Copy out all the data, word for word.

──────── Data shown

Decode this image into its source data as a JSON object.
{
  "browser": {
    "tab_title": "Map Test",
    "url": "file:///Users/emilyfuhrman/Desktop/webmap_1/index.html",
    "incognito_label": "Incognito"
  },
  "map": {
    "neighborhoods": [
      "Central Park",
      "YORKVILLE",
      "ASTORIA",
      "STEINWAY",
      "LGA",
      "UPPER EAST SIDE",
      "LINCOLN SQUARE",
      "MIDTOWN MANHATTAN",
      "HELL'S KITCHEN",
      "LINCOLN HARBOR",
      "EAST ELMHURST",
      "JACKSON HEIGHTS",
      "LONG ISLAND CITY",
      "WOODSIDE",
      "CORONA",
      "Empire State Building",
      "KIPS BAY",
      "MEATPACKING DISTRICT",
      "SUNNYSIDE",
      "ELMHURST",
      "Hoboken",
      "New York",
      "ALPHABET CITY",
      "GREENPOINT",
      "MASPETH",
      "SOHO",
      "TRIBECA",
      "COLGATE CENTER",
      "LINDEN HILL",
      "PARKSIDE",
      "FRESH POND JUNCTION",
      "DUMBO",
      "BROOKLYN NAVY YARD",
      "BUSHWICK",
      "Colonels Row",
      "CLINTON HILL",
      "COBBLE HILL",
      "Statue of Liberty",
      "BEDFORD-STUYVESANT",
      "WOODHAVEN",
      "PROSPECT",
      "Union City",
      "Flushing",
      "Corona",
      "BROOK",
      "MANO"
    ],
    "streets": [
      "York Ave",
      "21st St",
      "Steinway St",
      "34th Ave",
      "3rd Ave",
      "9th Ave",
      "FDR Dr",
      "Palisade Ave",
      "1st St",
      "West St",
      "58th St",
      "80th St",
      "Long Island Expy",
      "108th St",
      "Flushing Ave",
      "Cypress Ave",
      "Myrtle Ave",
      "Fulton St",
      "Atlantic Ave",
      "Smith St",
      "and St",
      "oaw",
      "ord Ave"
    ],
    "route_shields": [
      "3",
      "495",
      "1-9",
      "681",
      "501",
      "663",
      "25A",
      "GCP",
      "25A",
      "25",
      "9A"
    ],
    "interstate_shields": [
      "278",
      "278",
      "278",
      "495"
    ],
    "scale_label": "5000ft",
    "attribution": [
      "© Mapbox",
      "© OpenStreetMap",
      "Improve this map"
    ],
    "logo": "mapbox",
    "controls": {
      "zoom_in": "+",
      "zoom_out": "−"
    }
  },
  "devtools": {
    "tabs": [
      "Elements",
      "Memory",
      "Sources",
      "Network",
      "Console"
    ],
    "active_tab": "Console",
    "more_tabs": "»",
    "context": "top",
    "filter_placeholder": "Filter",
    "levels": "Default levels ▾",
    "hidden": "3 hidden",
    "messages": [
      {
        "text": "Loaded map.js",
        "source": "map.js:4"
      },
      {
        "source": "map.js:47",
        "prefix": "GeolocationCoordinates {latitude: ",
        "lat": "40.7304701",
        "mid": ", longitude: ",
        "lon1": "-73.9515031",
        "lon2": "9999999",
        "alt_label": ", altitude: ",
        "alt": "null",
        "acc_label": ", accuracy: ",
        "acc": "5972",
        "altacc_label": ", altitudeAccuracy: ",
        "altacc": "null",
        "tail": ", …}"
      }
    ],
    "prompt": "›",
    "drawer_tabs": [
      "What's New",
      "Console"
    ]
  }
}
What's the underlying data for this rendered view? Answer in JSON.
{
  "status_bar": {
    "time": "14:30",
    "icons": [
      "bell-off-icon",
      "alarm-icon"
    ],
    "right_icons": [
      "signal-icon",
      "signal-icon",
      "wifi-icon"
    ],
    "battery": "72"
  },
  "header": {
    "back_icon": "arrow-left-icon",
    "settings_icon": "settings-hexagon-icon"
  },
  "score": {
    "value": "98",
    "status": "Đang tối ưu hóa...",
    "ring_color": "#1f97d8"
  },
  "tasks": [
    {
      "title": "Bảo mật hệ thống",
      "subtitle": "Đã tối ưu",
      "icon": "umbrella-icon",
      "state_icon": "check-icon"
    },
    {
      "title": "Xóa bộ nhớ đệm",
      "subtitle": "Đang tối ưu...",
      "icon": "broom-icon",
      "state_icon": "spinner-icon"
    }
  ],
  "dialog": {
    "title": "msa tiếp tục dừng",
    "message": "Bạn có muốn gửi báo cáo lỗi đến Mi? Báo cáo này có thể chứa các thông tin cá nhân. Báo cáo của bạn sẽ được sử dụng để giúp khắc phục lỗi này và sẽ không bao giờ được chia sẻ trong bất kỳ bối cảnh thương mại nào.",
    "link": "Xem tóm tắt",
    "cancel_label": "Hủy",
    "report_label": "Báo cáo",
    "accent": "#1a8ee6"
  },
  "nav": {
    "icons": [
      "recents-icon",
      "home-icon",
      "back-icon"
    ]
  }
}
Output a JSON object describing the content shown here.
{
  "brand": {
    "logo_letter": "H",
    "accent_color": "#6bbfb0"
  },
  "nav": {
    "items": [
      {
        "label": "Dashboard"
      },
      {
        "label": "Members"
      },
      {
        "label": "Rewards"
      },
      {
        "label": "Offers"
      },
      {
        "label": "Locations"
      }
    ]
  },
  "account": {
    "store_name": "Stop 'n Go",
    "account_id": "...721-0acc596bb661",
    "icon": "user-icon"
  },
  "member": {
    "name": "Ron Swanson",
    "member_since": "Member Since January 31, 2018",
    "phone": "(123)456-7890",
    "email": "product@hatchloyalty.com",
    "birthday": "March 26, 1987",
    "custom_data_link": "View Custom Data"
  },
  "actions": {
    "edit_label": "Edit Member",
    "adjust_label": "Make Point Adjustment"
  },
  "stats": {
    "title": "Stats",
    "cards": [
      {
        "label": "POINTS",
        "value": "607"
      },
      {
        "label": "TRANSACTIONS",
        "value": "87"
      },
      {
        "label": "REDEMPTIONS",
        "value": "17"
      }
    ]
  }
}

────────────────

Result of the exercise —
Decode this image into its source data as a JSON object.
{
  "browser": {
    "tab_title": "Map Test",
    "url": "file:///Users/emilyfuhrman/Desktop/webmap_1/index.html",
    "incognito_label": "Incognito"
  },
  "map": {
    "neighborhoods": [
      "Central Park",
      "YORKVILLE",
      "ASTORIA",
      "STEINWAY",
      "LGA",
      "UPPER EAST SIDE",
      "LINCOLN SQUARE",
      "MIDTOWN MANHATTAN",
      "HELL'S KITCHEN",
      "LINCOLN HARBOR",
      "EAST ELMHURST",
      "JACKSON HEIGHTS",
      "LONG ISLAND CITY",
      "WOODSIDE",
      "CORONA",
      "Empire State Building",
      "KIPS BAY",
      "MEATPACKING DISTRICT",
      "SUNNYSIDE",
      "ELMHURST",
      "Hoboken",
      "New York",
      "ALPHABET CITY",
      "GREENPOINT",
      "MASPETH",
      "SOHO",
      "TRIBECA",
      "COLGATE CENTER",
      "LINDEN HILL",
      "PARKSIDE",
      "FRESH POND JUNCTION",
      "DUMBO",
      "BROOKLYN NAVY YARD",
      "BUSHWICK",
      "Colonels Row",
      "CLINTON HILL",
      "COBBLE HILL",
      "Statue of Liberty",
      "BEDFORD-STUYVESANT",
      "WOODHAVEN",
      "PROSPECT",
      "Union City",
      "Flushing",
      "Corona",
      "BROOK",
      "MANO"
    ],
    "streets": [
      "York Ave",
      "21st St",
      "Steinway St",
      "34th Ave",
      "3rd Ave",
      "9th Ave",
      "FDR Dr",
      "Palisade Ave",
      "1st St",
      "West St",
      "58th St",
      "80th St",
      "Long Island Expy",
      "108th St",
      "Flushing Ave",
      "Cypress Ave",
      "Myrtle Ave",
      "Fulton St",
      "Atlantic Ave",
      "Smith St",
      "and St",
      "oaw",
      "ord Ave"
    ],
    "route_shields": [
      "3",
      "495",
      "1-9",
      "681",
      "501",
      "663",
      "25A",
      "GCP",
      "25A",
      "25",
      "9A"
    ],
    "interstate_shields": [
      "278",
      "278",
      "278",
      "495"
    ],
    "scale_label": "5000ft",
    "attribution": [
      "© Mapbox",
      "© OpenStreetMap",
      "Improve this map"
    ],
    "logo": "mapbox",
    "controls": {
      "zoom_in": "+",
      "zoom_out": "−"
    }
  },
  "devtools": {
    "tabs": [
      "Elements",
      "Memory",
      "Sources",
      "Network",
      "Console"
    ],
    "active_tab": "Console",
    "more_tabs": "»",
    "context": "top",
    "filter_placeholder": "Filter",
    "levels": "Default levels ▾",
    "hidden": "3 hidden",
    "messages": [
      {
        "text": "Loaded map.js",
        "source": "map.js:4"
      },
      {
        "source": "map.js:47",
        "prefix": "GeolocationCoordinates {latitude: ",
        "lat": "40.7304701",
        "mid": ", longitude: ",
        "lon1": "-73.9515031",
        "lon2": "9999999",
        "alt_label": ", altitude: ",
        "alt": "null",
        "acc_label": ", accuracy: ",
        "acc": "5972",
        "altacc_label": ", altitudeAccuracy: ",
        "altacc": "null",
        "tail": ", …}"
      }
    ],
    "prompt": "›",
    "drawer_tabs": [
      "What's New",
      "Console"
    ]
  }
}
What's the underlying data for this rendered view? Answer in JSON.
{
  "status_bar": {
    "time": "14:30",
    "icons": [
      "bell-off-icon",
      "alarm-icon"
    ],
    "right_icons": [
      "signal-icon",
      "signal-icon",
      "wifi-icon"
    ],
    "battery": "72"
  },
  "header": {
    "back_icon": "arrow-left-icon",
    "settings_icon": "settings-hexagon-icon"
  },
  "score": {
    "value": "98",
    "status": "Đang tối ưu hóa...",
    "ring_color": "#1f97d8"
  },
  "tasks": [
    {
      "title": "Bảo mật hệ thống",
      "subtitle": "Đã tối ưu",
      "icon": "umbrella-icon",
      "state_icon": "check-icon"
    },
    {
      "title": "Xóa bộ nhớ đệm",
      "subtitle": "Đang tối ưu...",
      "icon": "broom-icon",
      "state_icon": "spinner-icon"
    }
  ],
  "dialog": {
    "title": "msa tiếp tục dừng",
    "message": "Bạn có muốn gửi báo cáo lỗi đến Mi? Báo cáo này có thể chứa các thông tin cá nhân. Báo cáo của bạn sẽ được sử dụng để giúp khắc phục lỗi này và sẽ không bao giờ được chia sẻ trong bất kỳ bối cảnh thương mại nào.",
    "link": "Xem tóm tắt",
    "cancel_label": "Hủy",
    "report_label": "Báo cáo",
    "accent": "#1a8ee6"
  },
  "nav": {
    "icons": [
      "recents-icon",
      "home-icon",
      "back-icon"
    ]
  }
}
Output a JSON object describing the content shown here.
{
  "brand": {
    "logo_letter": "H",
    "accent_color": "#6bbfb0"
  },
  "nav": {
    "items": [
      {
        "label": "Dashboard"
      },
      {
        "label": "Members"
      },
      {
        "label": "Rewards"
      },
      {
        "label": "Offers"
      },
      {
        "label": "Locations"
      }
    ]
  },
  "account": {
    "store_name": "Stop 'n Go",
    "account_id": "...721-0acc596bb661",
    "icon": "user-icon"
  },
  "member": {
    "name": "Ron Swanson",
    "member_since": "Member Since January 31, 2018",
    "phone": "(123)456-7890",
    "email": "product@hatchloyalty.com",
    "birthday": "March 26, 1987",
    "custom_data_link": "View Custom Data"
  },
  "actions": {
    "edit_label": "Edit Member",
    "adjust_label": "Make Point Adjustment"
  },
  "stats": {
    "title": "Stats",
    "cards": [
      {
        "label": "POINTS",
        "value": "607"
      },
      {
        "label": "TRANSACTIONS",
        "value": "87"
      },
      {
        "label": "REDEMPTIONS",
        "value": "17"
      }
    ]
  }
}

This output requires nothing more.